### INSTRUCTIONS TO FOLLOW:
Give the part of the rows that runs from the very start through the line containing "789, 980, 811]" as a Markdown table with two columns, Row and Line. Number each line in Row and leave out any blank lines.

### DATASET ENTRIES:
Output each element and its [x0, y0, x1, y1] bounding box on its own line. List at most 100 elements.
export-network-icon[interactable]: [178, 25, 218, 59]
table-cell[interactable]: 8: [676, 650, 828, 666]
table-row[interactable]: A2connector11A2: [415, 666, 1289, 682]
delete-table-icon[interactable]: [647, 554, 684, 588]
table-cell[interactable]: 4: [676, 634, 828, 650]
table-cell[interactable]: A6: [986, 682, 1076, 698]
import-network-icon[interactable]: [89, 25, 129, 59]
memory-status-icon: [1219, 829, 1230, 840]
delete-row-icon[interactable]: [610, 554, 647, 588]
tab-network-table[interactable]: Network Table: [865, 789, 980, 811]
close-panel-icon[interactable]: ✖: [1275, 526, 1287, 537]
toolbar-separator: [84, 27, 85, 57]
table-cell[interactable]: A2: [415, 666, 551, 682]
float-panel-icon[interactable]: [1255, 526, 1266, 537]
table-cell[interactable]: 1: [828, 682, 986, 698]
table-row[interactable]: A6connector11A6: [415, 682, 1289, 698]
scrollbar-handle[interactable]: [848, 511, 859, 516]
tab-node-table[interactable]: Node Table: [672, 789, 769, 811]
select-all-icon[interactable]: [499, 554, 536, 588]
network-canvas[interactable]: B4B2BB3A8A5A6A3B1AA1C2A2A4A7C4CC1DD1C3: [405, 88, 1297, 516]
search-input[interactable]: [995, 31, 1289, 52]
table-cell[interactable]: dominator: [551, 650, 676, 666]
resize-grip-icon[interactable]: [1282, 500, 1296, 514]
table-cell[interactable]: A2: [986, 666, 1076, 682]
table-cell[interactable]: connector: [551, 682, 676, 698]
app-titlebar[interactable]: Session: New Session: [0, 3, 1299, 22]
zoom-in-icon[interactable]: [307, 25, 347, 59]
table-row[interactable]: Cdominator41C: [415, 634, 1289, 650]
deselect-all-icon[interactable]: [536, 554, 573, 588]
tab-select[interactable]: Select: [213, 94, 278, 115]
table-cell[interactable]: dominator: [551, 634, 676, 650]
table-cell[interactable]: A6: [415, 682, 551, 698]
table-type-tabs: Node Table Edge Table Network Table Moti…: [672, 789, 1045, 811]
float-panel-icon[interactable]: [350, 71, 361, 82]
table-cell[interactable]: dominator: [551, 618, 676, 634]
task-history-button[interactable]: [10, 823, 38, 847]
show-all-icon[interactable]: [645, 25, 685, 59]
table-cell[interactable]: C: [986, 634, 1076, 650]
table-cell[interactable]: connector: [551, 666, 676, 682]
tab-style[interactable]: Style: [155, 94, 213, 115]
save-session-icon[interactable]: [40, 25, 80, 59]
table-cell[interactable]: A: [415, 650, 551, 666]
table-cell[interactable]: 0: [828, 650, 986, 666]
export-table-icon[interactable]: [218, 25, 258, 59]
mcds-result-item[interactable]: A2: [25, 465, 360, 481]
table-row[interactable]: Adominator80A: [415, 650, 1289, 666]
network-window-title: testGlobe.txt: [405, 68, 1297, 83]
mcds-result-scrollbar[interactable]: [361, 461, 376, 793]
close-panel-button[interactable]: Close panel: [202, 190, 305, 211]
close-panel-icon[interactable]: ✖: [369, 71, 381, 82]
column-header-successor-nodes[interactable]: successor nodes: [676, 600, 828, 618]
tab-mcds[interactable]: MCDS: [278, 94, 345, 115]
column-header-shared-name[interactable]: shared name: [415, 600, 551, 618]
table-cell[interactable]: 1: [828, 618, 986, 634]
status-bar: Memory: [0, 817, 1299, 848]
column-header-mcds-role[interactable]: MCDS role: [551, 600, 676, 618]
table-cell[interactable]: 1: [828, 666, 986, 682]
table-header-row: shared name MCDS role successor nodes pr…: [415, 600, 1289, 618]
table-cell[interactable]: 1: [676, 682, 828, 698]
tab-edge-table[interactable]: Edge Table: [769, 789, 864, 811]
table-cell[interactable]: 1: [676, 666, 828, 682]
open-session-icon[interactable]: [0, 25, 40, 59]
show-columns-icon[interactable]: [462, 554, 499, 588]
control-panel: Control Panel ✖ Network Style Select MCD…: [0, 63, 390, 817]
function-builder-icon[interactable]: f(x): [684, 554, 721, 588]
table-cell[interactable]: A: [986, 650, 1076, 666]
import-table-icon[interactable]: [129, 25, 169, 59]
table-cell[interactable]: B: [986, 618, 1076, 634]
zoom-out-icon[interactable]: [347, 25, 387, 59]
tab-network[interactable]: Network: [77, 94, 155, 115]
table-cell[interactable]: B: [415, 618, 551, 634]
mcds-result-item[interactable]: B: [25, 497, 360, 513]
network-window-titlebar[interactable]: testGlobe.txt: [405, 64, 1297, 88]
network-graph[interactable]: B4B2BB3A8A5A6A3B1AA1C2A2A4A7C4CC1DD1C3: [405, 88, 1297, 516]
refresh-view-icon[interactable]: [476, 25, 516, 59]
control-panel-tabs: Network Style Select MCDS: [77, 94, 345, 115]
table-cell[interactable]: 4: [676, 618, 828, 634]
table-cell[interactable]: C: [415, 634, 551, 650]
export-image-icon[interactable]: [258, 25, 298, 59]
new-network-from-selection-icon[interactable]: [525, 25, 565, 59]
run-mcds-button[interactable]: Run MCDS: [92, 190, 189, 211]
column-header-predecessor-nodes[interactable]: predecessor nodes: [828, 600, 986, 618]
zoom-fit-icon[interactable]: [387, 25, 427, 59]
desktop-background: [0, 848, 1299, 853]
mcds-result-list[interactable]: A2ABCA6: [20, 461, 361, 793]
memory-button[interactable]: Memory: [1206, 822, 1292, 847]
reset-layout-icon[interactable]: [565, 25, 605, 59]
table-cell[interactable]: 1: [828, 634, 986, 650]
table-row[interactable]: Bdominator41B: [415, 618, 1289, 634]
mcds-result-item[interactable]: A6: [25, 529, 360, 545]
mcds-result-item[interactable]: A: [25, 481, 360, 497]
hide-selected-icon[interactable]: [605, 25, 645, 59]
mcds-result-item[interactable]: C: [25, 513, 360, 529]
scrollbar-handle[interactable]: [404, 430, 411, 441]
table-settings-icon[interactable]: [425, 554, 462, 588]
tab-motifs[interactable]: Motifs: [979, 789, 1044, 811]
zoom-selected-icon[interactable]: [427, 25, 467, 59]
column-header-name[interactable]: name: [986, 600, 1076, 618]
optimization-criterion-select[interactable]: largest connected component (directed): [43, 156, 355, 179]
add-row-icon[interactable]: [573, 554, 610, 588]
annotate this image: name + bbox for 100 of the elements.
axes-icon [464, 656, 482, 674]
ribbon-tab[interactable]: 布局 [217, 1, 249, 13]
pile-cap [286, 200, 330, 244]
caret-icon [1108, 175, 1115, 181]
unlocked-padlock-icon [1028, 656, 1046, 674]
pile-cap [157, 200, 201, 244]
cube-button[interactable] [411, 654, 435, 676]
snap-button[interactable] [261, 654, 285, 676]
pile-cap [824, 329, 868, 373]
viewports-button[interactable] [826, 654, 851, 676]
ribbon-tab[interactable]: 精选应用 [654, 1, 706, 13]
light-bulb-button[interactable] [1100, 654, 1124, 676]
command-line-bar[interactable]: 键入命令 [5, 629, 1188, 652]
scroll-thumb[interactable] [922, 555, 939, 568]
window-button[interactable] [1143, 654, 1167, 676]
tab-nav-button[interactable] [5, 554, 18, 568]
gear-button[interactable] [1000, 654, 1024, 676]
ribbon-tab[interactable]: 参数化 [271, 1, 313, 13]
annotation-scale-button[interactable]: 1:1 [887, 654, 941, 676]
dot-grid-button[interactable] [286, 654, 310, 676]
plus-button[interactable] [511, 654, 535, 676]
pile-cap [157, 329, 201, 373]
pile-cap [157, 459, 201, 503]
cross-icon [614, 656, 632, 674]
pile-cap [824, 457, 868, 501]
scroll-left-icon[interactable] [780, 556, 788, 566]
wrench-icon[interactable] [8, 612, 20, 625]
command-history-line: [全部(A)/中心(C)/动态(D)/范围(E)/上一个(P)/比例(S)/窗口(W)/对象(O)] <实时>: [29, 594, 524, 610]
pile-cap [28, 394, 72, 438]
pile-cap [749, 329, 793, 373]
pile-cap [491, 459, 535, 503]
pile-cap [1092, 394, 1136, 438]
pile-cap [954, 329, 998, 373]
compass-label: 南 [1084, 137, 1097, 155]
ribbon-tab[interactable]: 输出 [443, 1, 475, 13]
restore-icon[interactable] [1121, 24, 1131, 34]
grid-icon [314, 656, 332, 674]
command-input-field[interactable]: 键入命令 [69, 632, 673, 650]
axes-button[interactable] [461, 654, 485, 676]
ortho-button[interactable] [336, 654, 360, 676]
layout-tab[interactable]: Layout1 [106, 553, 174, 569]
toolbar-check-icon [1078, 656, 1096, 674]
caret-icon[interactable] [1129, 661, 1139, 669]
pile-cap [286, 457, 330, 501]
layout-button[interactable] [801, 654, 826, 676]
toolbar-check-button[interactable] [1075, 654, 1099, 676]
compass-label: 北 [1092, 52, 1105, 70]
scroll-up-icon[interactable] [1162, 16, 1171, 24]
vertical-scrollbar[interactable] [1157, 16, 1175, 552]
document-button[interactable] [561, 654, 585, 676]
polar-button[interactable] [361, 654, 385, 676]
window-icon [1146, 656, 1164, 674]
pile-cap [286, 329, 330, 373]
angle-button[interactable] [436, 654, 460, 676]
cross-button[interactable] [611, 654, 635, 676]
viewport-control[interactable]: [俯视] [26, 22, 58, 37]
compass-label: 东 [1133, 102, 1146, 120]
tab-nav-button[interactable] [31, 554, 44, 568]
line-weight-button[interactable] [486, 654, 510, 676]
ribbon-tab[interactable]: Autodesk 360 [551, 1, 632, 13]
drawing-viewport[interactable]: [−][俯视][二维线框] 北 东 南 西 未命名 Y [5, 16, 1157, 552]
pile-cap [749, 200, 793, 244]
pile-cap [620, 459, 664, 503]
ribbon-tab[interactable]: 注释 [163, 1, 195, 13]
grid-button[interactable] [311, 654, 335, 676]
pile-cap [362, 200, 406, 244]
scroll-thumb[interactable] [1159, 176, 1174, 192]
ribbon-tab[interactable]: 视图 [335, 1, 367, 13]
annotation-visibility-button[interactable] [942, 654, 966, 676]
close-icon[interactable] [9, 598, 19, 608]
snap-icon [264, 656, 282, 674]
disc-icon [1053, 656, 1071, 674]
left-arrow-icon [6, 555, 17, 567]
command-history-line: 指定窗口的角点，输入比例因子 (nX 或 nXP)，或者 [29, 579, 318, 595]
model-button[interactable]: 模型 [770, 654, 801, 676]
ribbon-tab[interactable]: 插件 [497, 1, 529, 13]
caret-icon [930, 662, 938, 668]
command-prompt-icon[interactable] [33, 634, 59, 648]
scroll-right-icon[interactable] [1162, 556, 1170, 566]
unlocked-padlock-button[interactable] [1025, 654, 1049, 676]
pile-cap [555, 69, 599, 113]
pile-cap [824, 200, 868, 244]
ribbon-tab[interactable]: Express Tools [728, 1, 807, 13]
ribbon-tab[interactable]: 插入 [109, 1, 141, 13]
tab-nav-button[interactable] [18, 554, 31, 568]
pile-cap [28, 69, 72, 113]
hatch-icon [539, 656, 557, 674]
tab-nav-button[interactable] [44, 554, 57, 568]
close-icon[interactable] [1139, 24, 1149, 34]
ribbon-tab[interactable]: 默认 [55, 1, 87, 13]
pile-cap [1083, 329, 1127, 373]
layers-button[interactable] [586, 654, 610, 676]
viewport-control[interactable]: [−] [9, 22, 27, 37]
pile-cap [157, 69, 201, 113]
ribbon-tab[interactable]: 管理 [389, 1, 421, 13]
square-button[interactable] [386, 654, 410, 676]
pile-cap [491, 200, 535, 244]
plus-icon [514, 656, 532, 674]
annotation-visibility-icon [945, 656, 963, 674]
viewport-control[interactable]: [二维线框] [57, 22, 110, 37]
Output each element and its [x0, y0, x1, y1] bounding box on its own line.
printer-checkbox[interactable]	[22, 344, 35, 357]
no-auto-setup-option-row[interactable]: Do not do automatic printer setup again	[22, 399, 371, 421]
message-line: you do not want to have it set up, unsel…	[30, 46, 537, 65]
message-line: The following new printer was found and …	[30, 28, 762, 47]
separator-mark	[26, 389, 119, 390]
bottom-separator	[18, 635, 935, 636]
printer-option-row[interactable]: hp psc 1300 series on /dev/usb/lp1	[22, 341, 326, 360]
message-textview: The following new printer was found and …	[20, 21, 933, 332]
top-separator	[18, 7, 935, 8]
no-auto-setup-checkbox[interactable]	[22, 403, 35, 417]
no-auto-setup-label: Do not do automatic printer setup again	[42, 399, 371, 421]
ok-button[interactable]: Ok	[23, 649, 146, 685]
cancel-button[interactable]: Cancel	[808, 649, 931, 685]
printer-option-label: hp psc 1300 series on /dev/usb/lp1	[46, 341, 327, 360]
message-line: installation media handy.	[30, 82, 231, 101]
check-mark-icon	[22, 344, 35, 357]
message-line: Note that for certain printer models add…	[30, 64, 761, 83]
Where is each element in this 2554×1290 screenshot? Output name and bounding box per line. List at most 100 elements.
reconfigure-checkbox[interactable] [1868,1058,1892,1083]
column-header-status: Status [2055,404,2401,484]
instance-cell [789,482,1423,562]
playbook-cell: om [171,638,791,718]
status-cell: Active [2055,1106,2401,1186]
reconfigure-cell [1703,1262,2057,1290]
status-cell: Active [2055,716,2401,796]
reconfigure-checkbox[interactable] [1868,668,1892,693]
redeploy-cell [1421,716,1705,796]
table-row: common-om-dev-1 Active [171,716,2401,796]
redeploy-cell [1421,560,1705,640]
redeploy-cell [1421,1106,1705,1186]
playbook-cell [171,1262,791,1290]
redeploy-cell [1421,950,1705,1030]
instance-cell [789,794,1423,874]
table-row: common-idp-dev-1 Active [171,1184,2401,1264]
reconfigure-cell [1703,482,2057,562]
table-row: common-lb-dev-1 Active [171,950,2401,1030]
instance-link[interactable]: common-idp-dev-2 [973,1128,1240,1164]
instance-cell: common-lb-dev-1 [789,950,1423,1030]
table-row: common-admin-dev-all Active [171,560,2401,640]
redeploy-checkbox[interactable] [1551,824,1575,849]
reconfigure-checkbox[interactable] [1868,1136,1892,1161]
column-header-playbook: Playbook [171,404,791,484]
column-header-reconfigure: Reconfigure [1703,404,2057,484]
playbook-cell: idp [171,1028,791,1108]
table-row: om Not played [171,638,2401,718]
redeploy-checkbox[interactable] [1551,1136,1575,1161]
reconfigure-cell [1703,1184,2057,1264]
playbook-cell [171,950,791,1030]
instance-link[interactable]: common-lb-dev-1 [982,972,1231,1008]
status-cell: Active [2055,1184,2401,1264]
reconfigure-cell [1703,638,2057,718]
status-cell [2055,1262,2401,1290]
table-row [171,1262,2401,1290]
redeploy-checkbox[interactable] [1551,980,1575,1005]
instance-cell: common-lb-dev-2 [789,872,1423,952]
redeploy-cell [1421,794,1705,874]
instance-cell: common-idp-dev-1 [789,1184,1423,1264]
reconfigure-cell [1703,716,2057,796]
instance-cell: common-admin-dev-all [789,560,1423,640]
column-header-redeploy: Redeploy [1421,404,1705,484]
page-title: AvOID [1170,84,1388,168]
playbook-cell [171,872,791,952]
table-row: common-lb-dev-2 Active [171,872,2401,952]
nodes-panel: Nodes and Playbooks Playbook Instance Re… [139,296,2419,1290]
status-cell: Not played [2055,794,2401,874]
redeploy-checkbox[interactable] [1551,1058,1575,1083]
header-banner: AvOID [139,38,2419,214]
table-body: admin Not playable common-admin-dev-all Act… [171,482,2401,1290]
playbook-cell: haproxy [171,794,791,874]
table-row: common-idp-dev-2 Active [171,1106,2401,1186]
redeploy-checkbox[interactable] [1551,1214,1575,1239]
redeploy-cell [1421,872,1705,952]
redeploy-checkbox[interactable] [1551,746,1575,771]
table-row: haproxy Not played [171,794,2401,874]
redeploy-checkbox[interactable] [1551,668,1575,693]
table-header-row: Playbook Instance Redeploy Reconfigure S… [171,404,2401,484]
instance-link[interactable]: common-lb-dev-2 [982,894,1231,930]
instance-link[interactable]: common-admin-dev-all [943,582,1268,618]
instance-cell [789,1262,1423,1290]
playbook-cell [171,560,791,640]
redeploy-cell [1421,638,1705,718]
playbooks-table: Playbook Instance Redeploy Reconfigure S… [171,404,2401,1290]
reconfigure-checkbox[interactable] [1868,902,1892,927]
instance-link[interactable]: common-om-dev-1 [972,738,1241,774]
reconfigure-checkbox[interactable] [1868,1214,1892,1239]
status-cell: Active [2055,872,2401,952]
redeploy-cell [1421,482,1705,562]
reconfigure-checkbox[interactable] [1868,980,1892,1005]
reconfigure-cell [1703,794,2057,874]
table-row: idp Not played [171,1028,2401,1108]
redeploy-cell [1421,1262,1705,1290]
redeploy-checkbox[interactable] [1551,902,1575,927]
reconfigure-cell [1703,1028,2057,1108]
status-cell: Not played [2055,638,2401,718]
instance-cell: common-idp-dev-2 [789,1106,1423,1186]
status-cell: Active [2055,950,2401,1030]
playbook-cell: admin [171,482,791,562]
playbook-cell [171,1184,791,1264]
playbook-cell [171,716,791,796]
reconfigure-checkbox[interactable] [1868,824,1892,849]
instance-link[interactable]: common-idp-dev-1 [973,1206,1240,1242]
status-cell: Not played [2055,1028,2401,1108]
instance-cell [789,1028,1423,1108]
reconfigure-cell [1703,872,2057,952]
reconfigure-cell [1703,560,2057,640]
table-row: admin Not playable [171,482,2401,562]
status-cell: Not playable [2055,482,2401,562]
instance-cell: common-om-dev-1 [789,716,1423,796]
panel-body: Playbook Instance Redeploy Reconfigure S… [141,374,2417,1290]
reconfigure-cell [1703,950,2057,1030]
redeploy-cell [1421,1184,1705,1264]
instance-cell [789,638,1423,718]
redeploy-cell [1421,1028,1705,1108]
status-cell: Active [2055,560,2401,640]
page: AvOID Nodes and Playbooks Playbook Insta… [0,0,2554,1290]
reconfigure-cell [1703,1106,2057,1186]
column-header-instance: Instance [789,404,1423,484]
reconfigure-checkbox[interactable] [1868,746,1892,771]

### REPLY:
| Row | Line |
|---|---|
| 1 | Output each element and its [x0, y0, x1, y1] bounding box on its own line. List at most 100 elements. |
| 2 | export-network-icon[interactable]: [178, 25, 218, 59] |
| 3 | table-cell[interactable]: 8: [676, 650, 828, 666] |
| 4 | table-row[interactable]: A2connector11A2: [415, 666, 1289, 682] |
| 5 | delete-table-icon[interactable]: [647, 554, 684, 588] |
| 6 | table-cell[interactable]: 4: [676, 634, 828, 650] |
| 7 | table-cell[interactable]: A6: [986, 682, 1076, 698] |
| 8 | import-network-icon[interactable]: [89, 25, 129, 59] |
| 9 | memory-status-icon: [1219, 829, 1230, 840] |
| 10 | delete-row-icon[interactable]: [610, 554, 647, 588] |
| 11 | tab-network-table[interactable]: Network Table: [865, 789, 980, 811] |